* _SET EXERCISE_
Return the records that follow unaltered. Omit every picture.

+++ SOURCE RECORDS +++

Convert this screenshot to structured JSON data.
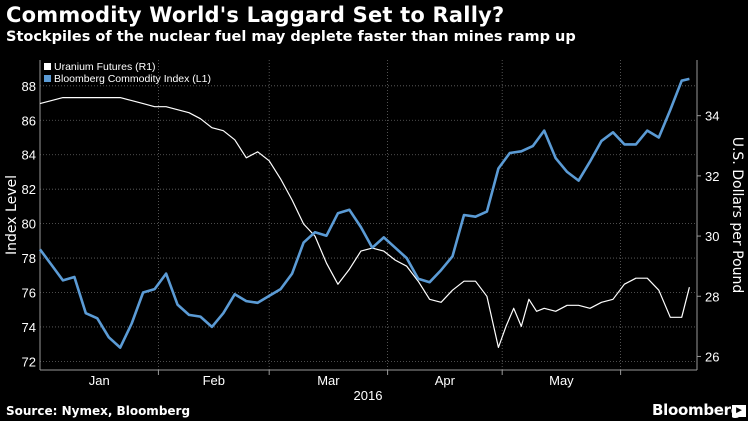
{
  "header": {
    "title": "Commodity World's Laggard Set to Rally?",
    "subtitle": "Stockpiles of the nuclear fuel may deplete faster than mines ramp up"
  },
  "footer": {
    "source": "Source: Nymex, Bloomberg",
    "brand": "Bloomberg",
    "brand_mark": "▶"
  },
  "chart_data": {
    "type": "line",
    "x_axis": {
      "tick_labels": [
        "Jan",
        "Feb",
        "Mar",
        "Apr",
        "May"
      ],
      "year_label": "2016",
      "range_days": [
        0,
        172
      ]
    },
    "y_left": {
      "label": "Index Level",
      "range": [
        71.5,
        89.5
      ],
      "ticks": [
        72,
        74,
        76,
        78,
        80,
        82,
        84,
        86,
        88
      ]
    },
    "y_right": {
      "label": "U.S. Dollars per Pound",
      "range": [
        25.55,
        35.85
      ],
      "ticks": [
        26,
        28,
        30,
        32,
        34
      ]
    },
    "grid": true,
    "legend": {
      "position": "top-left"
    },
    "colors": {
      "commodity": "#5b9bd5",
      "uranium": "#ffffff",
      "grid": "#666666"
    },
    "series": [
      {
        "name": "Uranium Futures (R1)",
        "axis": "right",
        "x": [
          0,
          3,
          6,
          9,
          12,
          15,
          18,
          21,
          24,
          27,
          30,
          33,
          36,
          39,
          42,
          45,
          48,
          51,
          54,
          57,
          60,
          63,
          66,
          69,
          72,
          75,
          78,
          81,
          84,
          87,
          90,
          93,
          96,
          99,
          102,
          105,
          108,
          111,
          114,
          117,
          120,
          122,
          124,
          126,
          128,
          130,
          132,
          135,
          138,
          141,
          144,
          147,
          150,
          153,
          156,
          159,
          162,
          165,
          168,
          170
        ],
        "values": [
          34.4,
          34.5,
          34.6,
          34.6,
          34.6,
          34.6,
          34.6,
          34.6,
          34.5,
          34.4,
          34.3,
          34.3,
          34.2,
          34.1,
          33.9,
          33.6,
          33.5,
          33.2,
          32.6,
          32.8,
          32.5,
          31.9,
          31.2,
          30.4,
          30.0,
          29.1,
          28.4,
          28.9,
          29.5,
          29.6,
          29.5,
          29.2,
          29.0,
          28.5,
          27.9,
          27.8,
          28.2,
          28.5,
          28.5,
          28.0,
          26.3,
          27.0,
          27.6,
          27.0,
          27.9,
          27.5,
          27.6,
          27.5,
          27.7,
          27.7,
          27.6,
          27.8,
          27.9,
          28.4,
          28.6,
          28.6,
          28.2,
          27.3,
          27.3,
          28.3
        ],
        "end_value": 28.3
      },
      {
        "name": "Bloomberg Commodity Index (L1)",
        "axis": "left",
        "x": [
          0,
          3,
          6,
          9,
          12,
          15,
          18,
          21,
          24,
          27,
          30,
          33,
          36,
          39,
          42,
          45,
          48,
          51,
          54,
          57,
          60,
          63,
          66,
          69,
          72,
          75,
          78,
          81,
          84,
          87,
          90,
          93,
          96,
          99,
          102,
          105,
          108,
          111,
          114,
          117,
          120,
          123,
          126,
          129,
          132,
          135,
          138,
          141,
          144,
          147,
          150,
          153,
          156,
          159,
          162,
          165,
          168,
          170
        ],
        "values": [
          78.5,
          77.6,
          76.7,
          76.9,
          74.8,
          74.5,
          73.4,
          72.8,
          74.2,
          76.0,
          76.2,
          77.1,
          75.3,
          74.7,
          74.6,
          74.0,
          74.8,
          75.9,
          75.5,
          75.4,
          75.8,
          76.2,
          77.1,
          78.9,
          79.5,
          79.3,
          80.6,
          80.8,
          79.8,
          78.6,
          79.2,
          78.6,
          78.0,
          76.8,
          76.6,
          77.3,
          78.1,
          80.5,
          80.4,
          80.7,
          83.2,
          84.1,
          84.2,
          84.5,
          85.4,
          83.8,
          83.0,
          82.5,
          83.6,
          84.8,
          85.3,
          84.6,
          84.6,
          85.4,
          85.0,
          86.6,
          88.3,
          88.4
        ]
      }
    ]
  }
}
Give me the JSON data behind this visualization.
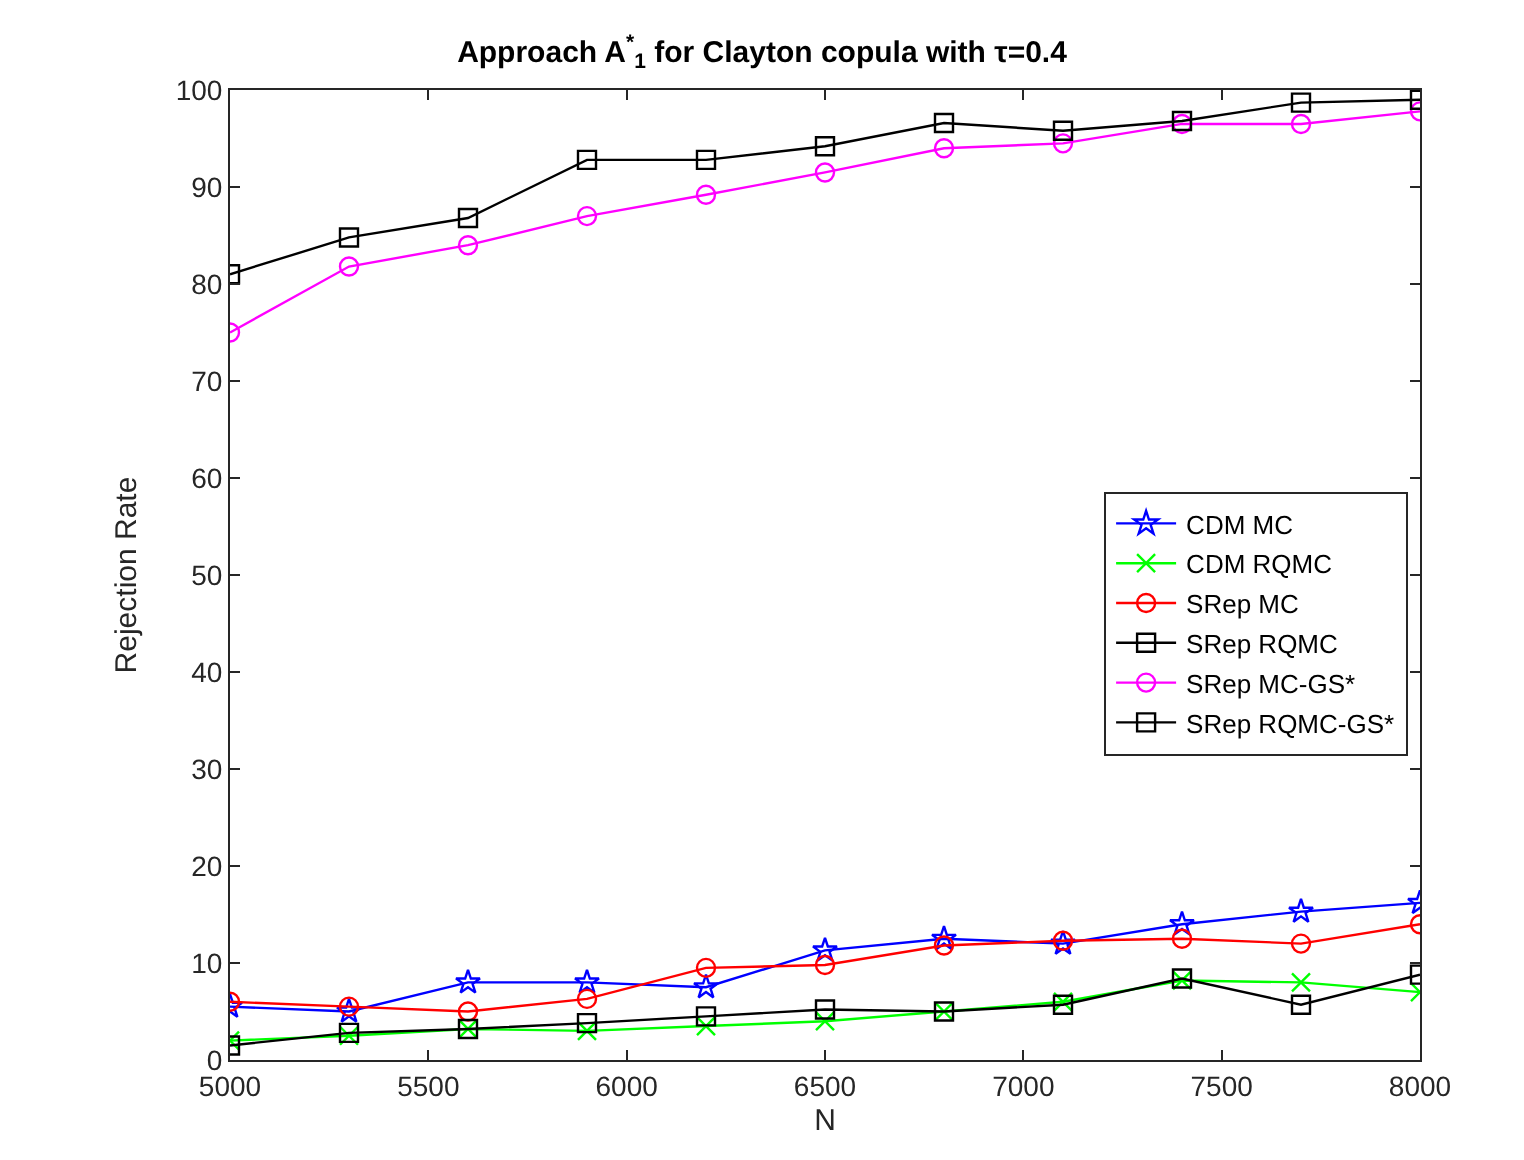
{
  "chart_data": {
    "type": "line",
    "title": "Approach A$^{*}$$_{1}$ for Clayton copula with τ=0.4",
    "xlabel": "N",
    "ylabel": "Rejection Rate",
    "x": [
      5000,
      5300,
      5600,
      5900,
      6200,
      6500,
      6800,
      7100,
      7400,
      7700,
      8000
    ],
    "xlim": [
      5000,
      8000
    ],
    "xticks": [
      5000,
      5500,
      6000,
      6500,
      7000,
      7500,
      8000
    ],
    "ylim": [
      0,
      100
    ],
    "yticks": [
      0,
      10,
      20,
      30,
      40,
      50,
      60,
      70,
      80,
      90,
      100
    ],
    "legend": "right",
    "line_style": "solid",
    "series": [
      {
        "name": "CDM MC",
        "color": "#0000ff",
        "marker": "star",
        "values": [
          5.5,
          5,
          8,
          8,
          7.5,
          11.3,
          12.5,
          12,
          14,
          15.3,
          16.2
        ]
      },
      {
        "name": "CDM RQMC",
        "color": "#00ff00",
        "marker": "cross",
        "values": [
          2,
          2.5,
          3.2,
          3,
          3.5,
          4,
          5,
          6,
          8.2,
          8,
          7
        ]
      },
      {
        "name": "SRep MC",
        "color": "#ff0000",
        "marker": "circle",
        "values": [
          6,
          5.5,
          5,
          6.3,
          9.5,
          9.8,
          11.8,
          12.3,
          12.5,
          12,
          14
        ]
      },
      {
        "name": "SRep RQMC",
        "color": "#000000",
        "marker": "square",
        "values": [
          1.5,
          2.8,
          3.2,
          3.8,
          4.5,
          5.2,
          5,
          5.7,
          8.4,
          5.7,
          8.8
        ]
      },
      {
        "name": "SRep MC-GS*",
        "color": "#ff00ff",
        "marker": "circle",
        "values": [
          75,
          81.8,
          84,
          87,
          89.2,
          91.5,
          94,
          94.5,
          96.5,
          96.5,
          97.8
        ]
      },
      {
        "name": "SRep RQMC-GS*",
        "color": "#000000",
        "marker": "square",
        "values": [
          81,
          84.8,
          86.8,
          92.8,
          92.8,
          94.2,
          96.6,
          95.8,
          96.8,
          98.7,
          99
        ]
      }
    ]
  }
}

+++

* _EXERCISE RESPONSE_
Convert this screenshot to structured JSON data.
{
  "header": {
    "title": "Commodity World's Laggard Set to Rally?",
    "subtitle": "Stockpiles of the nuclear fuel may deplete faster than mines ramp up"
  },
  "footer": {
    "source": "Source: Nymex, Bloomberg",
    "brand": "Bloomberg",
    "brand_mark": "▶"
  },
  "chart_data": {
    "type": "line",
    "x_axis": {
      "tick_labels": [
        "Jan",
        "Feb",
        "Mar",
        "Apr",
        "May"
      ],
      "year_label": "2016",
      "range_days": [
        0,
        172
      ]
    },
    "y_left": {
      "label": "Index Level",
      "range": [
        71.5,
        89.5
      ],
      "ticks": [
        72,
        74,
        76,
        78,
        80,
        82,
        84,
        86,
        88
      ]
    },
    "y_right": {
      "label": "U.S. Dollars per Pound",
      "range": [
        25.55,
        35.85
      ],
      "ticks": [
        26,
        28,
        30,
        32,
        34
      ]
    },
    "grid": true,
    "legend": {
      "position": "top-left"
    },
    "colors": {
      "commodity": "#5b9bd5",
      "uranium": "#ffffff",
      "grid": "#666666"
    },
    "series": [
      {
        "name": "Uranium Futures (R1)",
        "axis": "right",
        "x": [
          0,
          3,
          6,
          9,
          12,
          15,
          18,
          21,
          24,
          27,
          30,
          33,
          36,
          39,
          42,
          45,
          48,
          51,
          54,
          57,
          60,
          63,
          66,
          69,
          72,
          75,
          78,
          81,
          84,
          87,
          90,
          93,
          96,
          99,
          102,
          105,
          108,
          111,
          114,
          117,
          120,
          122,
          124,
          126,
          128,
          130,
          132,
          135,
          138,
          141,
          144,
          147,
          150,
          153,
          156,
          159,
          162,
          165,
          168,
          170
        ],
        "values": [
          34.4,
          34.5,
          34.6,
          34.6,
          34.6,
          34.6,
          34.6,
          34.6,
          34.5,
          34.4,
          34.3,
          34.3,
          34.2,
          34.1,
          33.9,
          33.6,
          33.5,
          33.2,
          32.6,
          32.8,
          32.5,
          31.9,
          31.2,
          30.4,
          30.0,
          29.1,
          28.4,
          28.9,
          29.5,
          29.6,
          29.5,
          29.2,
          29.0,
          28.5,
          27.9,
          27.8,
          28.2,
          28.5,
          28.5,
          28.0,
          26.3,
          27.0,
          27.6,
          27.0,
          27.9,
          27.5,
          27.6,
          27.5,
          27.7,
          27.7,
          27.6,
          27.8,
          27.9,
          28.4,
          28.6,
          28.6,
          28.2,
          27.3,
          27.3,
          28.3
        ],
        "end_value": 28.3
      },
      {
        "name": "Bloomberg Commodity Index (L1)",
        "axis": "left",
        "x": [
          0,
          3,
          6,
          9,
          12,
          15,
          18,
          21,
          24,
          27,
          30,
          33,
          36,
          39,
          42,
          45,
          48,
          51,
          54,
          57,
          60,
          63,
          66,
          69,
          72,
          75,
          78,
          81,
          84,
          87,
          90,
          93,
          96,
          99,
          102,
          105,
          108,
          111,
          114,
          117,
          120,
          123,
          126,
          129,
          132,
          135,
          138,
          141,
          144,
          147,
          150,
          153,
          156,
          159,
          162,
          165,
          168,
          170
        ],
        "values": [
          78.5,
          77.6,
          76.7,
          76.9,
          74.8,
          74.5,
          73.4,
          72.8,
          74.2,
          76.0,
          76.2,
          77.1,
          75.3,
          74.7,
          74.6,
          74.0,
          74.8,
          75.9,
          75.5,
          75.4,
          75.8,
          76.2,
          77.1,
          78.9,
          79.5,
          79.3,
          80.6,
          80.8,
          79.8,
          78.6,
          79.2,
          78.6,
          78.0,
          76.8,
          76.6,
          77.3,
          78.1,
          80.5,
          80.4,
          80.7,
          83.2,
          84.1,
          84.2,
          84.5,
          85.4,
          83.8,
          83.0,
          82.5,
          83.6,
          84.8,
          85.3,
          84.6,
          84.6,
          85.4,
          85.0,
          86.6,
          88.3,
          88.4
        ]
      }
    ]
  }
}
Give me the JSON data behind this visualization.
{
  "chart_data": {
    "type": "line",
    "title": "Approach A$^{*}$$_{1}$ for Clayton copula with τ=0.4",
    "xlabel": "N",
    "ylabel": "Rejection Rate",
    "x": [
      5000,
      5300,
      5600,
      5900,
      6200,
      6500,
      6800,
      7100,
      7400,
      7700,
      8000
    ],
    "xlim": [
      5000,
      8000
    ],
    "xticks": [
      5000,
      5500,
      6000,
      6500,
      7000,
      7500,
      8000
    ],
    "ylim": [
      0,
      100
    ],
    "yticks": [
      0,
      10,
      20,
      30,
      40,
      50,
      60,
      70,
      80,
      90,
      100
    ],
    "legend": "right",
    "line_style": "solid",
    "series": [
      {
        "name": "CDM MC",
        "color": "#0000ff",
        "marker": "star",
        "values": [
          5.5,
          5,
          8,
          8,
          7.5,
          11.3,
          12.5,
          12,
          14,
          15.3,
          16.2
        ]
      },
      {
        "name": "CDM RQMC",
        "color": "#00ff00",
        "marker": "cross",
        "values": [
          2,
          2.5,
          3.2,
          3,
          3.5,
          4,
          5,
          6,
          8.2,
          8,
          7
        ]
      },
      {
        "name": "SRep MC",
        "color": "#ff0000",
        "marker": "circle",
        "values": [
          6,
          5.5,
          5,
          6.3,
          9.5,
          9.8,
          11.8,
          12.3,
          12.5,
          12,
          14
        ]
      },
      {
        "name": "SRep RQMC",
        "color": "#000000",
        "marker": "square",
        "values": [
          1.5,
          2.8,
          3.2,
          3.8,
          4.5,
          5.2,
          5,
          5.7,
          8.4,
          5.7,
          8.8
        ]
      },
      {
        "name": "SRep MC-GS*",
        "color": "#ff00ff",
        "marker": "circle",
        "values": [
          75,
          81.8,
          84,
          87,
          89.2,
          91.5,
          94,
          94.5,
          96.5,
          96.5,
          97.8
        ]
      },
      {
        "name": "SRep RQMC-GS*",
        "color": "#000000",
        "marker": "square",
        "values": [
          81,
          84.8,
          86.8,
          92.8,
          92.8,
          94.2,
          96.6,
          95.8,
          96.8,
          98.7,
          99
        ]
      }
    ]
  }
}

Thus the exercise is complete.